> [REQUIREMENTS]: Each line that follows is to be retyped exactly.

> [SUPPLIED MATERIAL]:
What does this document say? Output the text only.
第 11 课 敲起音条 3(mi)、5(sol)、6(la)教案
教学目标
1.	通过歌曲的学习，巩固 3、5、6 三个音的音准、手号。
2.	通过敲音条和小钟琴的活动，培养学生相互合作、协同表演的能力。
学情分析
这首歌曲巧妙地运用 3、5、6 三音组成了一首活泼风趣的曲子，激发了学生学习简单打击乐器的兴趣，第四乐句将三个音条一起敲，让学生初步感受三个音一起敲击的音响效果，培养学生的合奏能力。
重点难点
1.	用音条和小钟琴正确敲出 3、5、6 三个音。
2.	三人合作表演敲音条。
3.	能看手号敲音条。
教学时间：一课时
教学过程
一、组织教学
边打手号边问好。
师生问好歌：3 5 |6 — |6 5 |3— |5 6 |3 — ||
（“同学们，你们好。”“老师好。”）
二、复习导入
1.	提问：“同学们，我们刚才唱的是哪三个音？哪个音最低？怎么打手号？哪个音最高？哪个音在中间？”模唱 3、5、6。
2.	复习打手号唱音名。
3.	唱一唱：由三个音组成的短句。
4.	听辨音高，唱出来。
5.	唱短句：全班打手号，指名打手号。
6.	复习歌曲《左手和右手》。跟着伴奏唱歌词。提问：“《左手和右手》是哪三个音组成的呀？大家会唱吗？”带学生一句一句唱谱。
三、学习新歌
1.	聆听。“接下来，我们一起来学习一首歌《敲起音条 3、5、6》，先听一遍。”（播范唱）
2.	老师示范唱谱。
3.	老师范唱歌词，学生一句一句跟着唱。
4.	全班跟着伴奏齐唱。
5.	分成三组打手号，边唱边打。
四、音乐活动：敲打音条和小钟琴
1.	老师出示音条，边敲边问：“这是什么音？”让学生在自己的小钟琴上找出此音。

> [PROBLEM SOLUTION]:
What does this document say? Output the text only.
第 11 课 敲起音条 3(mi)、5(sol)、6(la)教案
教学目标
1.	通过歌曲的学习，巩固 3、5、6 三个音的音准、手号。
2.	通过敲音条和小钟琴的活动，培养学生相互合作、协同表演的能力。
学情分析
这首歌曲巧妙地运用 3、5、6 三音组成了一首活泼风趣的曲子，激发了学生学习简单打击乐器的兴趣，第四乐句将三个音条一起敲，让学生初步感受三个音一起敲击的音响效果，培养学生的合奏能力。
重点难点
1.	用音条和小钟琴正确敲出 3、5、6 三个音。
2.	三人合作表演敲音条。
3.	能看手号敲音条。
教学时间：一课时
教学过程
一、组织教学
边打手号边问好。
师生问好歌：3 5 |6 — |6 5 |3— |5 6 |3 — ||
（“同学们，你们好。”“老师好。”）
二、复习导入
1.	提问：“同学们，我们刚才唱的是哪三个音？哪个音最低？怎么打手号？哪个音最高？哪个音在中间？”模唱 3、5、6。
2.	复习打手号唱音名。
3.	唱一唱：由三个音组成的短句。
4.	听辨音高，唱出来。
5.	唱短句：全班打手号，指名打手号。
6.	复习歌曲《左手和右手》。跟着伴奏唱歌词。提问：“《左手和右手》是哪三个音组成的呀？大家会唱吗？”带学生一句一句唱谱。
三、学习新歌
1.	聆听。“接下来，我们一起来学习一首歌《敲起音条 3、5、6》，先听一遍。”（播范唱）
2.	老师示范唱谱。
3.	老师范唱歌词，学生一句一句跟着唱。
4.	全班跟着伴奏齐唱。
5.	分成三组打手号，边唱边打。
四、音乐活动：敲打音条和小钟琴
1.	老师出示音条，边敲边问：“这是什么音？”让学生在自己的小钟琴上找出此音。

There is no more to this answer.